__Saved entries__:
>>>

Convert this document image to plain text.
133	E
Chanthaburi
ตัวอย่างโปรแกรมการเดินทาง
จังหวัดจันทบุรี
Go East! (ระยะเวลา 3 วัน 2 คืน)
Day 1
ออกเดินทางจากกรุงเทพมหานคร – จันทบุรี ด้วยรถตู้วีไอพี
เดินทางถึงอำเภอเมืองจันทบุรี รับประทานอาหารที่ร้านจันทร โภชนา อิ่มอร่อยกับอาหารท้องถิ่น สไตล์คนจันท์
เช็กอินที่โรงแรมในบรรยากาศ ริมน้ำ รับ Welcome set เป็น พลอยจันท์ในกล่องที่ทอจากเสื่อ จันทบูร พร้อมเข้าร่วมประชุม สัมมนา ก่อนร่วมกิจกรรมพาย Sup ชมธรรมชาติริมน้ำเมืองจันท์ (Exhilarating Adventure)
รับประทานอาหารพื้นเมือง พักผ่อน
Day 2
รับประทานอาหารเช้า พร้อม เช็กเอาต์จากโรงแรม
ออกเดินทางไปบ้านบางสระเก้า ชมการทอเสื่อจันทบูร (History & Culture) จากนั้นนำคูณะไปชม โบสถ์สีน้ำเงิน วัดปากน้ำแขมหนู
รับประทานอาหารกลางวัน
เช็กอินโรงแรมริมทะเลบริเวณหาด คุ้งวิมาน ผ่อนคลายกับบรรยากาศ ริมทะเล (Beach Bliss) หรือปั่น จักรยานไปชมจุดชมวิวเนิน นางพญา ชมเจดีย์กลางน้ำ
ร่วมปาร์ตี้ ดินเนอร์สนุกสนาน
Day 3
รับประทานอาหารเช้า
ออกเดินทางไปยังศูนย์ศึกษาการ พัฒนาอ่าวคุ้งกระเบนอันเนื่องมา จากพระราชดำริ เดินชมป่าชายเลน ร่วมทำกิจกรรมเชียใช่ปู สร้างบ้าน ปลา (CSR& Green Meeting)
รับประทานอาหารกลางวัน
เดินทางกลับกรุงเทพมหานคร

<<<

__Requirement__: Return all of the data precisely as it appears.

__Response to this task__:
Convert this document image to plain text.
133	E
Chanthaburi
ตัวอย่างโปรแกรมการเดินทาง
จังหวัดจันทบุรี
Go East! (ระยะเวลา 3 วัน 2 คืน)
Day 1
ออกเดินทางจากกรุงเทพมหานคร – จันทบุรี ด้วยรถตู้วีไอพี
เดินทางถึงอำเภอเมืองจันทบุรี รับประทานอาหารที่ร้านจันทร โภชนา อิ่มอร่อยกับอาหารท้องถิ่น สไตล์คนจันท์
เช็กอินที่โรงแรมในบรรยากาศ ริมน้ำ รับ Welcome set เป็น พลอยจันท์ในกล่องที่ทอจากเสื่อ จันทบูร พร้อมเข้าร่วมประชุม สัมมนา ก่อนร่วมกิจกรรมพาย Sup ชมธรรมชาติริมน้ำเมืองจันท์ (Exhilarating Adventure)
รับประทานอาหารพื้นเมือง พักผ่อน
Day 2
รับประทานอาหารเช้า พร้อม เช็กเอาต์จากโรงแรม
ออกเดินทางไปบ้านบางสระเก้า ชมการทอเสื่อจันทบูร (History & Culture) จากนั้นนำคูณะไปชม โบสถ์สีน้ำเงิน วัดปากน้ำแขมหนู
รับประทานอาหารกลางวัน
เช็กอินโรงแรมริมทะเลบริเวณหาด คุ้งวิมาน ผ่อนคลายกับบรรยากาศ ริมทะเล (Beach Bliss) หรือปั่น จักรยานไปชมจุดชมวิวเนิน นางพญา ชมเจดีย์กลางน้ำ
ร่วมปาร์ตี้ ดินเนอร์สนุกสนาน
Day 3
รับประทานอาหารเช้า
ออกเดินทางไปยังศูนย์ศึกษาการ พัฒนาอ่าวคุ้งกระเบนอันเนื่องมา จากพระราชดำริ เดินชมป่าชายเลน ร่วมทำกิจกรรมเชียใช่ปู สร้างบ้าน ปลา (CSR& Green Meeting)
รับประทานอาหารกลางวัน
เดินทางกลับกรุงเทพมหานคร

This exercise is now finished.